> _Supplied material_
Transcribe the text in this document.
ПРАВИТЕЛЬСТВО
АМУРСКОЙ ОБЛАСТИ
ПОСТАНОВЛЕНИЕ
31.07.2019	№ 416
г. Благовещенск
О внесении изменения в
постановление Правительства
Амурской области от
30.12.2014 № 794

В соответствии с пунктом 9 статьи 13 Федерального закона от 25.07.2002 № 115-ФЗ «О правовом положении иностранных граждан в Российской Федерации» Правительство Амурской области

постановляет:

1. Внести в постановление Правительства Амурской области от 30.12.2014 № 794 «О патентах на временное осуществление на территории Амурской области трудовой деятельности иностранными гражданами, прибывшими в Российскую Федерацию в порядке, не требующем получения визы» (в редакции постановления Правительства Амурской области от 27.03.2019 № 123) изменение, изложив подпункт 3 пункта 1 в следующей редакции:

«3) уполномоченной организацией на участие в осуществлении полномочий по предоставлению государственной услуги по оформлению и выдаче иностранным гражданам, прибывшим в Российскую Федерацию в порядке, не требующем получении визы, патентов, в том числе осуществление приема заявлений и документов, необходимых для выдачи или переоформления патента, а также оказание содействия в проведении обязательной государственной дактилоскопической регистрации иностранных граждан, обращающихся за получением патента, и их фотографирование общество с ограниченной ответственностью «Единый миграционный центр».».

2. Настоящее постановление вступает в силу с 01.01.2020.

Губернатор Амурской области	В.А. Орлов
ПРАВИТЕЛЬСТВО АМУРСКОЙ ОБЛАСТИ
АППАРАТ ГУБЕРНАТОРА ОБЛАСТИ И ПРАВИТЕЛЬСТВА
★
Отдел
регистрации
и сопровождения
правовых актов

> _Short exercise_
Identify and copy lines that hold the string "визы".

> _Correct result_
1. Внести в постановление Правительства Амурской области от 30.12.2014 № 794 «О патентах на временное осуществление на территории Амурской области трудовой деятельности иностранными гражданами, прибывшими в Российскую Федерацию в порядке, не требующем получения визы» (в редакции постановления Правительства Амурской области от 27.03.2019 № 123) изменение, изложив подпункт 3 пункта 1 в следующей редакции:
«3) уполномоченной организацией на участие в осуществлении полномочий по предоставлению государственной услуги по оформлению и выдаче иностранным гражданам, прибывшим в Российскую Федерацию в порядке, не требующем получении визы, патентов, в том числе осуществление приема заявлений и документов, необходимых для выдачи или переоформления патента, а также оказание содействия в проведении обязательной государственной дактилоскопической регистрации иностранных граждан, обращающихся за получением патента, и их фотографирование общество с ограниченной ответственностью «Единый миграционный центр».».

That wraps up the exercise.